Adding Japanese Support
This page is intended to provide
information on the status of adding Japanese
support to GameBoy Book Reader.
I've made a start on this. The
tasks I have to perform are:
As you can see from the picture above I have
made some progress. But there is still some
way to go.
Bear in mind the following. I am constrained
by the terms of the project to find the text
file format in use with Windows in Japan and
provide support for this. This approach has
worked well in most other languages, but there
seem to be quite a number of different text
file formats. There seems no doubt that text
formatted according to Codepage 932 should
work with Windows and I am supporting this.
But if other text file formats are more common
I will need to provide import functions for
them. I have been told, for example, that
unicode is almost universally used for text
files. Please
help if you are Japanese and can tell me more
about this.
Character Sets and
Encoding Methods
The elements of the Japanese language which
need representing in a character set are:
- Hiragana (83 characters used to write
the grammatical parts of words and sentences,
and to write Japanese words which don't
have a Kanji)
- Katakana (86 characters used for writing
non-Japanese words, and for advertising)
- Kanji (Thousands of chinese ideographs;
each character conveys a meaning, rather
than a sound)
In addition CJK character sets tend to include
other potentially useful things like:
- Latin alphabet
- Greek alphabet
- Cyrillic alphabet
- Special symbols
- Line drawing elements
You will have to pardon me if I appear to
mix up character sets and encoding here. It
is hard to get clear information of this subject
without spending money.
In the following JIS means Japanese industrial
standard, which are standards published by
the Japanese Standards Association (JSA)
I have found references to the following
character set standards:
JIS X 201 - 1976
This is more or less ASCII (128 chars) plus
63 half-width katakana characters (a minimum
set a characters for expressing Japanese).
Clearly intended as a single 8-bit byte encoded
set.
JIS X 208 - 1990
Basic Japanese set of 6,879 characters including
6,355 kanji, plus various other useful elements.
JIS X 212 - 1990
Supplemental Japanese set of 6,067
characters including 5,801 kanji, plus various
other useful elements. Most or all are additional
to JIS X 208 - 1990. May not be in very common
use?
——————
_SET TASKS_
(a) On the Japanese support page, how many characters make up the basic Japanese set JIS X 208 - 1990?
(b) For each statement, state whether the Japanese support page agrees with it (yes or no) and quote the words that decide it. (i) Katakana uses 86 characters, for writing non-Japanese words and for advertising. (ii) The supplemental set JIS X 212 - 1990 includes 6,355 kanji. (iii) The author is supporting text formatted according to Codepage 932.

_INFORMATION SHOWN_
——————
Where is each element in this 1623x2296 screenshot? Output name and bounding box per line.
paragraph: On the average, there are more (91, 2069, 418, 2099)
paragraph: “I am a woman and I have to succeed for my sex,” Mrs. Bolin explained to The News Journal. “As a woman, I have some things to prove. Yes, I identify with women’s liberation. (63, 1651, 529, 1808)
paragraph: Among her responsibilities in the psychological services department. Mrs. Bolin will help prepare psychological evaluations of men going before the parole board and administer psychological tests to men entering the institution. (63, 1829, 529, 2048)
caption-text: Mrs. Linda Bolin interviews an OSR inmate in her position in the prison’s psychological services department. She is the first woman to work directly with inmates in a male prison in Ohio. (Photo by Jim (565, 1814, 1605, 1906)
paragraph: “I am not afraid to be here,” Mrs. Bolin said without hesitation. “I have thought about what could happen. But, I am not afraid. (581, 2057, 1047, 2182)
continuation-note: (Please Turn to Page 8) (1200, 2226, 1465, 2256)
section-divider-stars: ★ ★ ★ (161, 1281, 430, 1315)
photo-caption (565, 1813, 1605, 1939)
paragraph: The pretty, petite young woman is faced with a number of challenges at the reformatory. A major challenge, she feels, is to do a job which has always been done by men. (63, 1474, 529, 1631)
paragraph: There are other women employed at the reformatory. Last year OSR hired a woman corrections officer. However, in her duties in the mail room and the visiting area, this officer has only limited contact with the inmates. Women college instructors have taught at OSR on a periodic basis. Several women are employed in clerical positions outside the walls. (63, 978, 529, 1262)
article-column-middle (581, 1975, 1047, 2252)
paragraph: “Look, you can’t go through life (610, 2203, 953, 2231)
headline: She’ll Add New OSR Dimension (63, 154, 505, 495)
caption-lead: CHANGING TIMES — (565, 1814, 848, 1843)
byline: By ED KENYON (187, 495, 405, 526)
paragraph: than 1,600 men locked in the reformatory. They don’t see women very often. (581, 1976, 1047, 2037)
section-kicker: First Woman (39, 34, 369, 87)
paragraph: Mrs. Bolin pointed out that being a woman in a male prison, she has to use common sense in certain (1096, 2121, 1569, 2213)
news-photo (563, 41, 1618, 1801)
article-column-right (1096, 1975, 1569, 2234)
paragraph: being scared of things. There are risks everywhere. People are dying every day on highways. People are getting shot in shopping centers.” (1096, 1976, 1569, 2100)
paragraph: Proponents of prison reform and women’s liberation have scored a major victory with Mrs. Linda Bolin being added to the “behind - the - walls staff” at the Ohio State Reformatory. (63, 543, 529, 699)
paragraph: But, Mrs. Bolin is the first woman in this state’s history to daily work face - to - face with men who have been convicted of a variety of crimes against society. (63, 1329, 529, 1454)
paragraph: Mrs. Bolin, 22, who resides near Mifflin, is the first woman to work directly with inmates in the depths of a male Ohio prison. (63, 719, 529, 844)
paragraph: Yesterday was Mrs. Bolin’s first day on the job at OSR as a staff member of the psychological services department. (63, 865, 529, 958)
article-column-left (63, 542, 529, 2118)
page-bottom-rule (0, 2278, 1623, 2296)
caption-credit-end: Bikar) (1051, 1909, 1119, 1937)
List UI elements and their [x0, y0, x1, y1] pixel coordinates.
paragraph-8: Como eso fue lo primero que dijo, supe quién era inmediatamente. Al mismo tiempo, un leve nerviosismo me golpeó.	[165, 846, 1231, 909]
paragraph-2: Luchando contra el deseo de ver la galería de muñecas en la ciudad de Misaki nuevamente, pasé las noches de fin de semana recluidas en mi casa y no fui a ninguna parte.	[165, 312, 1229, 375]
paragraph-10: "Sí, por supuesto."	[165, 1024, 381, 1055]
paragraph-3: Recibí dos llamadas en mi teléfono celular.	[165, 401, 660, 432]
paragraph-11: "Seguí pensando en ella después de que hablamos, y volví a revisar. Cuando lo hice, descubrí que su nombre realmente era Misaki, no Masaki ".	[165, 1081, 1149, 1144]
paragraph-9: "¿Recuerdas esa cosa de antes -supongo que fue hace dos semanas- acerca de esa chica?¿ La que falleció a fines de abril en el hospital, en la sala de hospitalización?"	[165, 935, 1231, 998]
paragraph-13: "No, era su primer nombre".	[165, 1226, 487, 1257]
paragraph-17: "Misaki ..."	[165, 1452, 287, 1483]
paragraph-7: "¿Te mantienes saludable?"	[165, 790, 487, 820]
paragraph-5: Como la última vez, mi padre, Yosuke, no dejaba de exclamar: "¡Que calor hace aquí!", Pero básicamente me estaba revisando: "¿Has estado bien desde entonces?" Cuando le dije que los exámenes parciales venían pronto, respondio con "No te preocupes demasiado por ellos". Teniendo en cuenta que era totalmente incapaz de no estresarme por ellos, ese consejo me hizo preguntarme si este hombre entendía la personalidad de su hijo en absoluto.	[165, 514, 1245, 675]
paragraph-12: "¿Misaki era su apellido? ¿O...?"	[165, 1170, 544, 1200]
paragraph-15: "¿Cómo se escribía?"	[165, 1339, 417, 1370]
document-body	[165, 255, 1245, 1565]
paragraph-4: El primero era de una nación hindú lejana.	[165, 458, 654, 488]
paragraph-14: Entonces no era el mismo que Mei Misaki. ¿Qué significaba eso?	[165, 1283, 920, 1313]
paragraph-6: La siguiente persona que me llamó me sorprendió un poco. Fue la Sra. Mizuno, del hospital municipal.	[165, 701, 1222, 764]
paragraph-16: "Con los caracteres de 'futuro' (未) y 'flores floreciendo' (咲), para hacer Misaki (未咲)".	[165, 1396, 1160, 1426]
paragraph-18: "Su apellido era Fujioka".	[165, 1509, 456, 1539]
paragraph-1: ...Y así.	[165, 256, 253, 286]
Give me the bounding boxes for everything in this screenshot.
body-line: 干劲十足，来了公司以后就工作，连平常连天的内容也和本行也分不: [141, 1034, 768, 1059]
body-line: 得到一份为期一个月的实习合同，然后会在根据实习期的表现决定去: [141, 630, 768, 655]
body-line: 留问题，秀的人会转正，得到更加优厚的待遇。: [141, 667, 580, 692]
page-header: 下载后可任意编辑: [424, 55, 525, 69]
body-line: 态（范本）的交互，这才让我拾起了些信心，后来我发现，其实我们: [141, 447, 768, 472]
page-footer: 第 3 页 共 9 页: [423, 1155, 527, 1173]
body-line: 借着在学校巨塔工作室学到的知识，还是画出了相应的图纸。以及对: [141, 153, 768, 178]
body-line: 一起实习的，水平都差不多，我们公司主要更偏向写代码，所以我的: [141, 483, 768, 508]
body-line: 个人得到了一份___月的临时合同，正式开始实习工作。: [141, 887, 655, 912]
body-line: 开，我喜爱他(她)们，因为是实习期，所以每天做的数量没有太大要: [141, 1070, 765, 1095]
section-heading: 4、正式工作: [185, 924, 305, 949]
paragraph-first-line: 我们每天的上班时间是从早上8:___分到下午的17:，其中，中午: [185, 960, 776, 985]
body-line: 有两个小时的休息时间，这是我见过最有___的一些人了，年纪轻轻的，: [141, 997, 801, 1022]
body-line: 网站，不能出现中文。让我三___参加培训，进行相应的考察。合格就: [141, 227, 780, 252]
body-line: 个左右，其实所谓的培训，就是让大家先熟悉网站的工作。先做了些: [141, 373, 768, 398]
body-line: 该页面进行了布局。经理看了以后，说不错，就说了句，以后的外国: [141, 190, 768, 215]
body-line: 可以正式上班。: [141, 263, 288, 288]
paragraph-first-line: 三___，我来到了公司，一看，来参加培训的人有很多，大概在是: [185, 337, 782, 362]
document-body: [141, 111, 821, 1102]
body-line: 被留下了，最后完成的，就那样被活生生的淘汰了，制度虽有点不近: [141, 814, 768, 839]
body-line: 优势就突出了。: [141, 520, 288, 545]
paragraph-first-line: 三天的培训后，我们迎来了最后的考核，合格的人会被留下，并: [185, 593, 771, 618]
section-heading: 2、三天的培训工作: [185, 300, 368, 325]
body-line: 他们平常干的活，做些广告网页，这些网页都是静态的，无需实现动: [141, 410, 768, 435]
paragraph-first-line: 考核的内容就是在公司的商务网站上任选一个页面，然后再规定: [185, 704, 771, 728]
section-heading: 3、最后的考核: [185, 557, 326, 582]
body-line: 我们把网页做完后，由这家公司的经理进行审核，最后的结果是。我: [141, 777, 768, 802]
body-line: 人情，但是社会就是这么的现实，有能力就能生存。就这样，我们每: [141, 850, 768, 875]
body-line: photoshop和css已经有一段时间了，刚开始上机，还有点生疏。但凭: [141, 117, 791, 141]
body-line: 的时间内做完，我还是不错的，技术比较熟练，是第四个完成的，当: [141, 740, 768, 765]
——————
_TASK-BY-TASK SOLUTIONS_
(a) 6,879 characters, including 6,355 kanji.

(b)
(i) Yes: "Katakana (86 characters used for writing non-Japanese words, and for advertising)"
(ii) No: "Supplemental Japanese set of 6,067 characters including 5,801 kanji"
(iii) Yes: "text formatted according to Codepage 932 should work with Windows and I am supporting this"